[Start]
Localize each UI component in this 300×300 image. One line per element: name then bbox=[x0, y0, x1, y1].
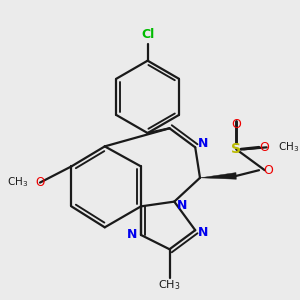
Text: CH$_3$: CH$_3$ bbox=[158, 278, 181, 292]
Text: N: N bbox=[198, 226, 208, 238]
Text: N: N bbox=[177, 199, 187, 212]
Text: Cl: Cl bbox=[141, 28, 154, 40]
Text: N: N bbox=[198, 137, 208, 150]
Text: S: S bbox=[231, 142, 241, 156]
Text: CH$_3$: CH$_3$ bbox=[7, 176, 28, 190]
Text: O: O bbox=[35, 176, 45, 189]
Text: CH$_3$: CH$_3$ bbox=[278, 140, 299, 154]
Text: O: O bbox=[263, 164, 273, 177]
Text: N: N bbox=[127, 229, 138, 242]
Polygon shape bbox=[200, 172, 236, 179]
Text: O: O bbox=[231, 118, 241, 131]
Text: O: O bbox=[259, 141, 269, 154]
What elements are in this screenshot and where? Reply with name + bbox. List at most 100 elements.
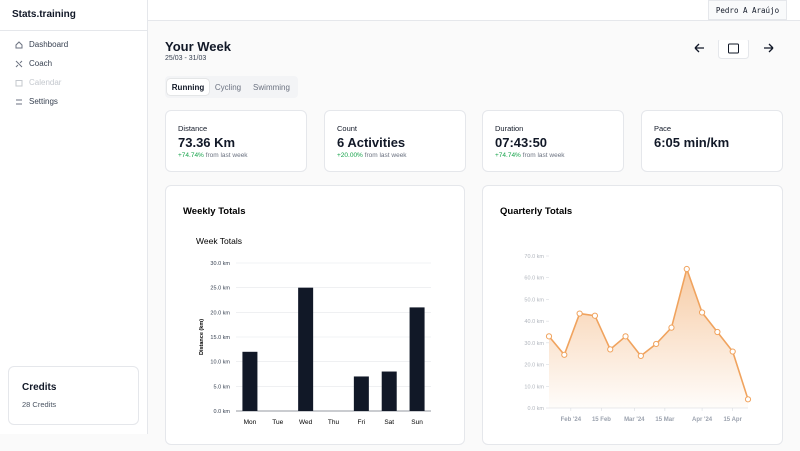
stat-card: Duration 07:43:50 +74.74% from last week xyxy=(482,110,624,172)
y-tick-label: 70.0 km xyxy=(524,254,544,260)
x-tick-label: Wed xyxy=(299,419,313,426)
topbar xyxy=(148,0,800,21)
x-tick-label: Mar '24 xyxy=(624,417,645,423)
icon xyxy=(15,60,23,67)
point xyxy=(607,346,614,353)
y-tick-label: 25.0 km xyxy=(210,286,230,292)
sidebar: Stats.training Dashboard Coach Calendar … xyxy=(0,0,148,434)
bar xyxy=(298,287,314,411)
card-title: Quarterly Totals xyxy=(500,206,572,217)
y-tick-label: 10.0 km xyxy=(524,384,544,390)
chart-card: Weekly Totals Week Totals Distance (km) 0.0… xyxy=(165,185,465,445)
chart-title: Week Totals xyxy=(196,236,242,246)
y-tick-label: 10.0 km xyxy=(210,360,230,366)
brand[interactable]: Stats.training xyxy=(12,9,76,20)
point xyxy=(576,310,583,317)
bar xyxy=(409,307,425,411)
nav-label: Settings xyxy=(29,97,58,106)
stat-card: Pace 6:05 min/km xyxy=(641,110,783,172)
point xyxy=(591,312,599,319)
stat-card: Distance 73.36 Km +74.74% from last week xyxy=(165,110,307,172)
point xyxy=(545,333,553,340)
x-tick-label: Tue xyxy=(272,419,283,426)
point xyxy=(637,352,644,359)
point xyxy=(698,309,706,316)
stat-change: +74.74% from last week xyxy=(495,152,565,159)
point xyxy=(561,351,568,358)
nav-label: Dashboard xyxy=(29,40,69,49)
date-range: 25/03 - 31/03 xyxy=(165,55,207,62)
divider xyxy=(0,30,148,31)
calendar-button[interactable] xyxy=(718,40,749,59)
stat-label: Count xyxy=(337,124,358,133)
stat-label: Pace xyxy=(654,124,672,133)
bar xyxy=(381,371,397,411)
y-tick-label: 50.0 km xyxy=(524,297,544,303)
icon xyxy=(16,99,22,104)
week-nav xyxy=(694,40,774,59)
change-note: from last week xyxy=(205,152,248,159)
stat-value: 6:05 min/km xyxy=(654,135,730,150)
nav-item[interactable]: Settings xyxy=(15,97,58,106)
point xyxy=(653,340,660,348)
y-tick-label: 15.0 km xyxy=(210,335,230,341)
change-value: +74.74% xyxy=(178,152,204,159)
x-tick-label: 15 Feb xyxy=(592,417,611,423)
[End]
= WHAT IS REQUIRED =
Which lines above contain the word "last"? Pull each of them out in full.

= RESPONSE TO THIS TASK =
stat-card: Duration 07:43:50 +74.74% from last week xyxy=(482,110,624,172)
stat-card: Distance 73.36 Km +74.74% from last week xyxy=(165,110,307,172)
stat-change: +74.74% from last week xyxy=(495,152,565,159)
change-note: from last week xyxy=(205,152,248,159)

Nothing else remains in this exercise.